§ What you will do
Return only the number of lines in the entries below that hold the word "There".

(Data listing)
★ ★ ★ ★ ★ ★ ★

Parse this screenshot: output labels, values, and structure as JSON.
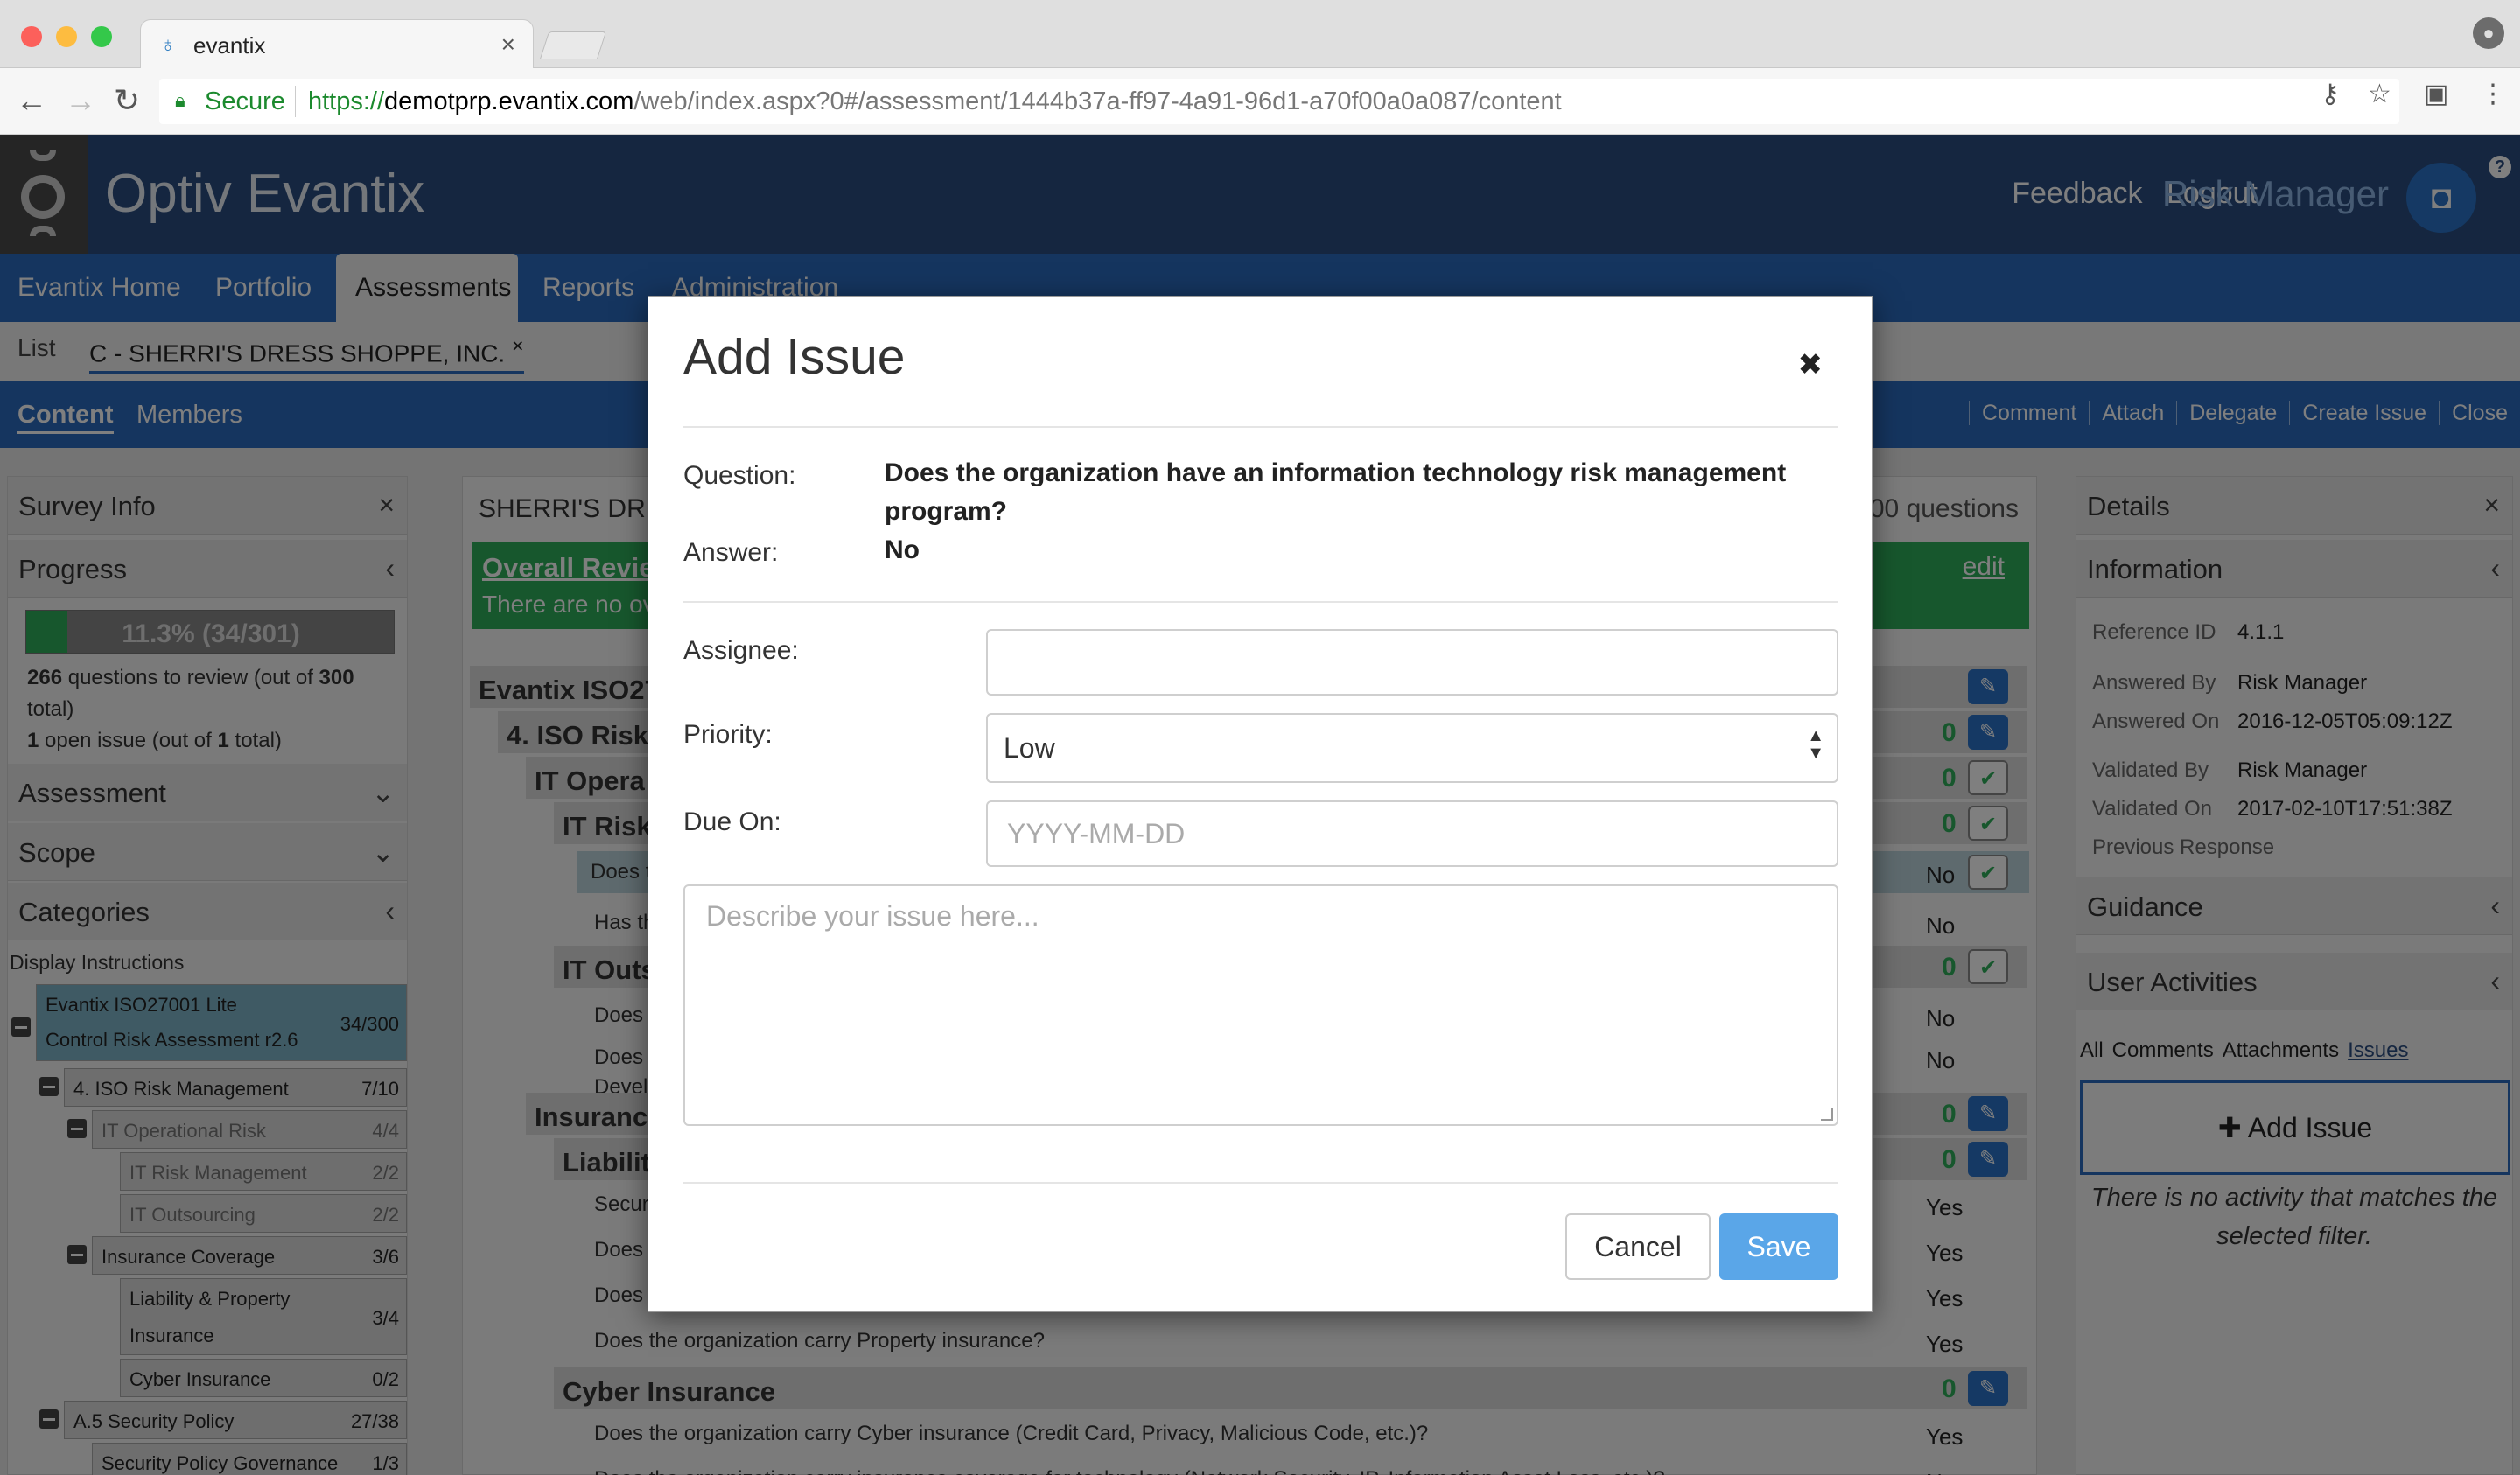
{
  "browser": {
    "tab_title": "evantix",
    "secure_label": "Secure",
    "url_scheme": "https://",
    "url_host": "demotprp.evantix.com",
    "url_path": "/web/index.aspx?0#/assessment/1444b37a-ff97-4a91-96d1-a70f00a0a087/content"
  },
  "app": {
    "title": "Optiv Evantix",
    "feedback": "Feedback",
    "logout": "Logout",
    "role": "Risk Manager",
    "help": "?"
  },
  "main_nav": [
    "Evantix Home",
    "Portfolio",
    "Assessments",
    "Reports",
    "Administration"
  ],
  "subheader": {
    "list": "List",
    "assessment": "C - SHERRI'S DRESS SHOPPE, INC.",
    "close": "×"
  },
  "toolbar": {
    "content": "Content",
    "members": "Members",
    "actions": [
      "Comment",
      "Attach",
      "Delegate",
      "Create Issue",
      "Close"
    ]
  },
  "left": {
    "survey_info": "Survey Info",
    "progress": "Progress",
    "progress_value": 0.113,
    "progress_label": "11.3% (34/301)",
    "review_count": "266",
    "review_text": "questions to review (out of",
    "review_total": "300",
    "review_end": "total)",
    "issue_count": "1",
    "issue_text": "open issue (out of",
    "issue_total": "1",
    "issue_end": "total)",
    "assessment": "Assessment",
    "scope": "Scope",
    "categories": "Categories",
    "display_instructions": "Display Instructions",
    "tree": [
      {
        "name": "Evantix ISO27001 Lite",
        "name2": "Control Risk Assessment r2.6",
        "count": "34/300"
      },
      {
        "name": "4. ISO Risk Management",
        "count": "7/10"
      },
      {
        "name": "IT Operational Risk",
        "count": "4/4"
      },
      {
        "name": "IT Risk Management",
        "count": "2/2"
      },
      {
        "name": "IT Outsourcing",
        "count": "2/2"
      },
      {
        "name": "Insurance Coverage",
        "count": "3/6"
      },
      {
        "name": "Liability & Property",
        "name2": "Insurance",
        "count": "3/4"
      },
      {
        "name": "Cyber Insurance",
        "count": "0/2"
      },
      {
        "name": "A.5 Security Policy",
        "count": "27/38"
      },
      {
        "name": "Security Policy Governance",
        "count": "1/3"
      }
    ]
  },
  "center": {
    "heading": "SHERRI'S DRE",
    "questions": "00 questions",
    "review_title": "Overall Revie",
    "review_sub": "There are no ov",
    "edit": "edit",
    "rows": [
      {
        "t": "Evantix ISO27",
        "lvl": 0,
        "kind": "section",
        "icon": "pencil"
      },
      {
        "t": "4. ISO Risk",
        "lvl": 1,
        "kind": "section",
        "zero": "0",
        "icon": "pencil"
      },
      {
        "t": "IT Opera",
        "lvl": 2,
        "kind": "section",
        "zero": "0",
        "icon": "check"
      },
      {
        "t": "IT Risk",
        "lvl": 3,
        "kind": "section",
        "zero": "0",
        "icon": "check"
      },
      {
        "t": "Does t",
        "lvl": 4,
        "kind": "q",
        "val": "No",
        "icon": "check"
      },
      {
        "t": "Has th",
        "lvl": 4,
        "kind": "q",
        "val": "No"
      },
      {
        "t": "IT Outs",
        "lvl": 3,
        "kind": "section",
        "zero": "0",
        "icon": "check"
      },
      {
        "t": "Does t",
        "lvl": 4,
        "kind": "q",
        "val": "No"
      },
      {
        "t": "Does t",
        "t2": "Develo",
        "lvl": 4,
        "kind": "q",
        "val": "No"
      },
      {
        "t": "Insurance",
        "lvl": 2,
        "kind": "section",
        "zero": "0",
        "icon": "pencil"
      },
      {
        "t": "Liabilit",
        "lvl": 3,
        "kind": "section",
        "zero": "0",
        "icon": "pencil"
      },
      {
        "t": "Securit",
        "lvl": 4,
        "kind": "q",
        "val": "Yes"
      },
      {
        "t": "Does t",
        "lvl": 4,
        "kind": "q",
        "val": "Yes"
      },
      {
        "t": "Does t",
        "lvl": 4,
        "kind": "q",
        "val": "Yes"
      },
      {
        "t": "Does the organization carry Property insurance?",
        "lvl": 4,
        "kind": "q",
        "val": "Yes"
      },
      {
        "t": "Cyber Insurance",
        "lvl": 3,
        "kind": "section",
        "zero": "0",
        "icon": "pencil"
      },
      {
        "t": "Does the organization carry Cyber insurance (Credit Card, Privacy, Malicious Code, etc.)?",
        "lvl": 4,
        "kind": "q",
        "val": "Yes"
      },
      {
        "t": "Does the organization carry insurance coverage for technology (Network Security, IP, Information Asset Loss, etc.)?",
        "lvl": 4,
        "kind": "q",
        "val": "No"
      }
    ]
  },
  "right": {
    "details": "Details",
    "information": "Information",
    "reference_id_label": "Reference ID",
    "reference_id": "4.1.1",
    "answered_by_label": "Answered By",
    "answered_by": "Risk Manager",
    "answered_on_label": "Answered On",
    "answered_on": "2016-12-05T05:09:12Z",
    "validated_by_label": "Validated By",
    "validated_by": "Risk Manager",
    "validated_on_label": "Validated On",
    "validated_on": "2017-02-10T17:51:38Z",
    "previous_response": "Previous Response",
    "guidance": "Guidance",
    "user_activities": "User Activities",
    "filters": [
      "All",
      "Comments",
      "Attachments",
      "Issues"
    ],
    "add_issue": "Add Issue",
    "no_activity": "There is no activity that matches the selected filter."
  },
  "modal": {
    "title": "Add Issue",
    "question_label": "Question:",
    "question": "Does the organization have an information technology risk management program?",
    "answer_label": "Answer:",
    "answer": "No",
    "assignee_label": "Assignee:",
    "assignee_value": "",
    "priority_label": "Priority:",
    "priority_value": "Low",
    "due_label": "Due On:",
    "due_placeholder": "YYYY-MM-DD",
    "desc_placeholder": "Describe your issue here...",
    "cancel": "Cancel",
    "save": "Save"
  },
  "colors": {
    "brand_blue": "#2a6bbf",
    "header_blue": "#2a4d80",
    "success_green": "#2fae5a",
    "save_blue": "#5aa6e8"
  }
}
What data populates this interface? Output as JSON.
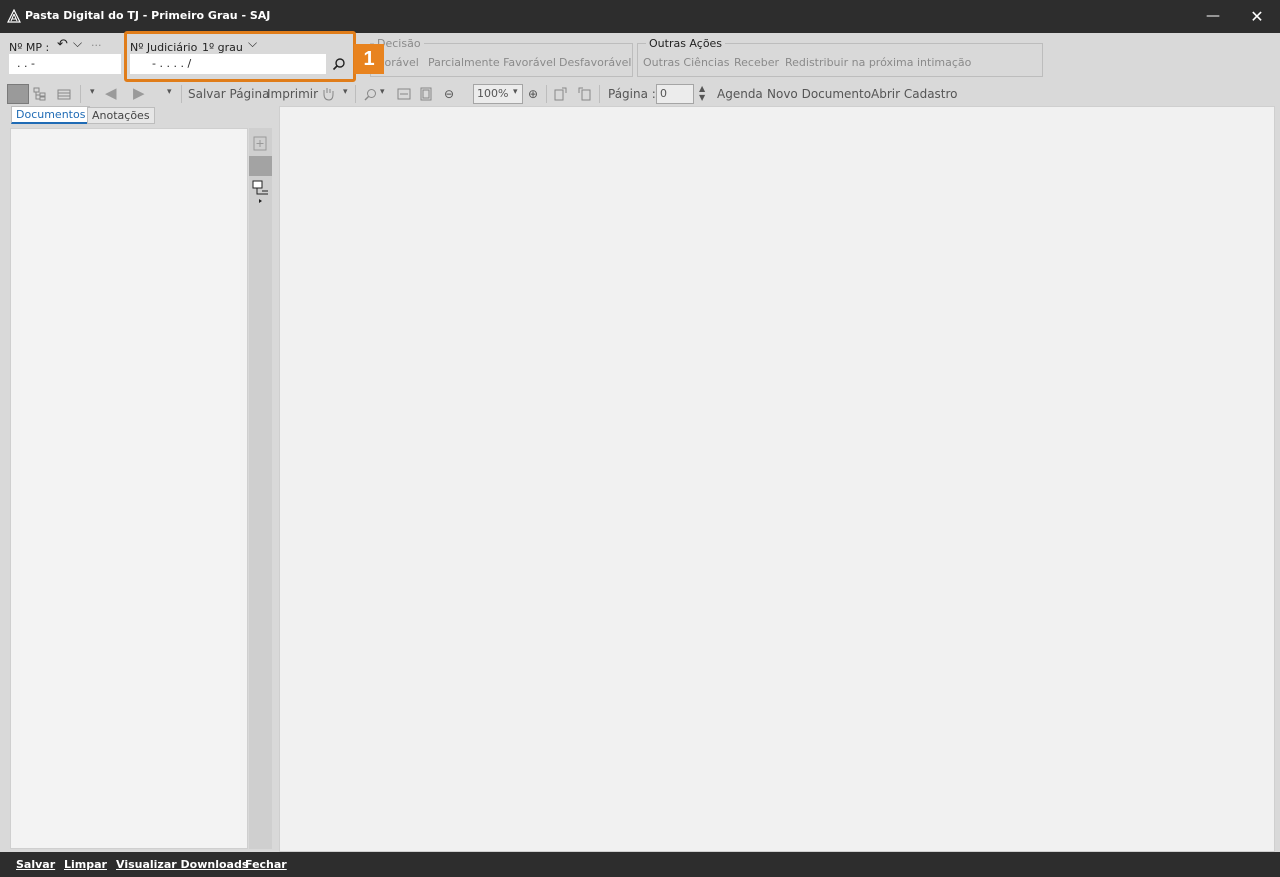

★ ★ ★ ★ ★ ★ ★

§ Solution
2